__WHAT THIS TASK INVOLVES__:
Return the lines below that carry the word "CINEMA".
━━━━━━━━━━
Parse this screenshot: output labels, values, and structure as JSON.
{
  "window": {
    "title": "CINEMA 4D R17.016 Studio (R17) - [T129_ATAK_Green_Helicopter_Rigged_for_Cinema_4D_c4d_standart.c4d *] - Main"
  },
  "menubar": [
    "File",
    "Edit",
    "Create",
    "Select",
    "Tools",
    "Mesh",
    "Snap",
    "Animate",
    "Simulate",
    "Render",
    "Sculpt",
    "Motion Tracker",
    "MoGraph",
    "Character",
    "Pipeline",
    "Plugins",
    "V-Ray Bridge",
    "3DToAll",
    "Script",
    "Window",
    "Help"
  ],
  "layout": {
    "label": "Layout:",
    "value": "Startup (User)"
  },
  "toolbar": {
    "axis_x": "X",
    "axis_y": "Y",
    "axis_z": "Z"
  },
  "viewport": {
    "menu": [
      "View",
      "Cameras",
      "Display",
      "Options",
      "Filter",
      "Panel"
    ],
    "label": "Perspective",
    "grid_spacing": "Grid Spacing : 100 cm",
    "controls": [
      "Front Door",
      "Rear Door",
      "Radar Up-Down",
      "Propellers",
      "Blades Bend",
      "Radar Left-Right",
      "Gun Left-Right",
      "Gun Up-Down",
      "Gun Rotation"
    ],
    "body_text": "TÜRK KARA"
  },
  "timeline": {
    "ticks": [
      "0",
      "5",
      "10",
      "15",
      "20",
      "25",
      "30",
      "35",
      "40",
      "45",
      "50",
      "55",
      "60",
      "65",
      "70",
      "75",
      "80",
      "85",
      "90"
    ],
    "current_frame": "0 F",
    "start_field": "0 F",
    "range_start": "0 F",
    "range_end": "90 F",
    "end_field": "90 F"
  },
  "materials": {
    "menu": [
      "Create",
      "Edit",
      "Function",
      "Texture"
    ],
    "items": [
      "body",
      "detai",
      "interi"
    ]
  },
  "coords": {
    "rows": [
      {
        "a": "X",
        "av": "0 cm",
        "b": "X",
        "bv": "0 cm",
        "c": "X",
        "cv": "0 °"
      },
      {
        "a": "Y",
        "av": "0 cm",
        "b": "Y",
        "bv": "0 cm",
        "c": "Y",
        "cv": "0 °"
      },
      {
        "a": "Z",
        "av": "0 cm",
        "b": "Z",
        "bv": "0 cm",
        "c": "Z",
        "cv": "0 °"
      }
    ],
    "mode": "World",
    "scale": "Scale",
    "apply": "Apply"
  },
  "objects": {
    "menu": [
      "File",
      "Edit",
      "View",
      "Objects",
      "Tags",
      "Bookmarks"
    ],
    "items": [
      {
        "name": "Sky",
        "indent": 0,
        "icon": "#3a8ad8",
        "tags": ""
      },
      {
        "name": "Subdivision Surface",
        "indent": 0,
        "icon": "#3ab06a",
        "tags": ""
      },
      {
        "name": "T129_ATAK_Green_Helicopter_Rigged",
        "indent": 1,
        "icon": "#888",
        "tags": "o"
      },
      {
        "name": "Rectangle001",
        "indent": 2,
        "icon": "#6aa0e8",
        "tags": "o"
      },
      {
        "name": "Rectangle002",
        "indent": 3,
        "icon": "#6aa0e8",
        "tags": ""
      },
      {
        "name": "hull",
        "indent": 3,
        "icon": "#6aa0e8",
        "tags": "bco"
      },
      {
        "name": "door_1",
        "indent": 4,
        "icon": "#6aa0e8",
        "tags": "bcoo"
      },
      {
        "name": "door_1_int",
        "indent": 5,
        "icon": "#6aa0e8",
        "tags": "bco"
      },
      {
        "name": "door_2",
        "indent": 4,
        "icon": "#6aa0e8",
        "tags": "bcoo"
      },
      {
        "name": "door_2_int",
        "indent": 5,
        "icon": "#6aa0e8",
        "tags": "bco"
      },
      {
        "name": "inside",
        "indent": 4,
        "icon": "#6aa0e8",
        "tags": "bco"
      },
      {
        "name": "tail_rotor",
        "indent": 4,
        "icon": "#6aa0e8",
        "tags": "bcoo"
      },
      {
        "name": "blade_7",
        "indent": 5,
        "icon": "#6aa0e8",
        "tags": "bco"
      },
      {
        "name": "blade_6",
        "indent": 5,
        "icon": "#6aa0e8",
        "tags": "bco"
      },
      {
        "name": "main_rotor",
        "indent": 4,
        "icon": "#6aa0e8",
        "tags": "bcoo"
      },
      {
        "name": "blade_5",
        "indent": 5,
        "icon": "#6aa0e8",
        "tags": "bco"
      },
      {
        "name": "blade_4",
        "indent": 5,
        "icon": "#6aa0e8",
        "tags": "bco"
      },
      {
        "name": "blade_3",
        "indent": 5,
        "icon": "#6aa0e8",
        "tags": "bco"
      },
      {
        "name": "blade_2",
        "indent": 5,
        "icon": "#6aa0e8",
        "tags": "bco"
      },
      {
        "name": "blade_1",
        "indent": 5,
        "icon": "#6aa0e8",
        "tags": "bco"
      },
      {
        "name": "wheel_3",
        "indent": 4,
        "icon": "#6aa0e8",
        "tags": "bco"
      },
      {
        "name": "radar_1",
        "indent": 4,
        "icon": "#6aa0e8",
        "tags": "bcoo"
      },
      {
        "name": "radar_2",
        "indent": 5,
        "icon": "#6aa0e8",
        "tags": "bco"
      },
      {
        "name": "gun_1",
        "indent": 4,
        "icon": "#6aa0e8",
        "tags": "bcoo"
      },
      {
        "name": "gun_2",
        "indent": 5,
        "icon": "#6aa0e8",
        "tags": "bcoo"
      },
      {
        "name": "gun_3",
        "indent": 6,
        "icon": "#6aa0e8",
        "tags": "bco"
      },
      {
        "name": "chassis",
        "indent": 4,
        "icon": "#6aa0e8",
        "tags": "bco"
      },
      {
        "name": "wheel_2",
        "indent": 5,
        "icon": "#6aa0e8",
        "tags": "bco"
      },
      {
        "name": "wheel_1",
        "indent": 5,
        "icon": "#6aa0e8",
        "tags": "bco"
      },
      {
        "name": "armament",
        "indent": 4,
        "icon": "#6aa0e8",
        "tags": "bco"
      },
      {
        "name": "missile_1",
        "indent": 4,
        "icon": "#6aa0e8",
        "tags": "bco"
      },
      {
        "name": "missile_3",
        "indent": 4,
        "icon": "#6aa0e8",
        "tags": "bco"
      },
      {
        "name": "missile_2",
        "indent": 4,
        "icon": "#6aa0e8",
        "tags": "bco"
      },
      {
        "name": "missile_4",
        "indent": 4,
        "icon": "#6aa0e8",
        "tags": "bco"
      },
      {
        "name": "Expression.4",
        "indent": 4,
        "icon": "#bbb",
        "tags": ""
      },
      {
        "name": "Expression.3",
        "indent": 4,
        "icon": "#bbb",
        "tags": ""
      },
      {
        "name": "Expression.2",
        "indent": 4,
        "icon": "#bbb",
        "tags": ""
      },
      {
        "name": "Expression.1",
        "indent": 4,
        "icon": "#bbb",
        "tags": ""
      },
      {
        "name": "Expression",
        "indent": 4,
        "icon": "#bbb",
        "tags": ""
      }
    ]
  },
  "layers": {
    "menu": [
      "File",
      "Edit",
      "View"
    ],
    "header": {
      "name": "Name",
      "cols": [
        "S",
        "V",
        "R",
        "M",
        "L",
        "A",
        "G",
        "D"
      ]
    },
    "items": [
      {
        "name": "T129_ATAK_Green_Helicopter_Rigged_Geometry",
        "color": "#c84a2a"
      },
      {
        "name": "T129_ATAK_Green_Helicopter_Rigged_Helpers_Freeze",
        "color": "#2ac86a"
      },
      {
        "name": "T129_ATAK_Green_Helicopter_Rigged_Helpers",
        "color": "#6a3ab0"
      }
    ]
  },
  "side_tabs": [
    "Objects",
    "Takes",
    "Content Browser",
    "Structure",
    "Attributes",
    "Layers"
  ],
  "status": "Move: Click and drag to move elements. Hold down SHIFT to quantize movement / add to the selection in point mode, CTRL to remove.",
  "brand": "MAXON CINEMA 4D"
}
━━━━━━━━━━
__EXERCISE OUTPUT__:
    "title": "CINEMA 4D R17.016 Studio (R17) - [T129_ATAK_Green_Helicopter_Rigged_for_Cinema_4D_c4d_standart.c4d *] - Main"
  "brand": "MAXON CINEMA 4D"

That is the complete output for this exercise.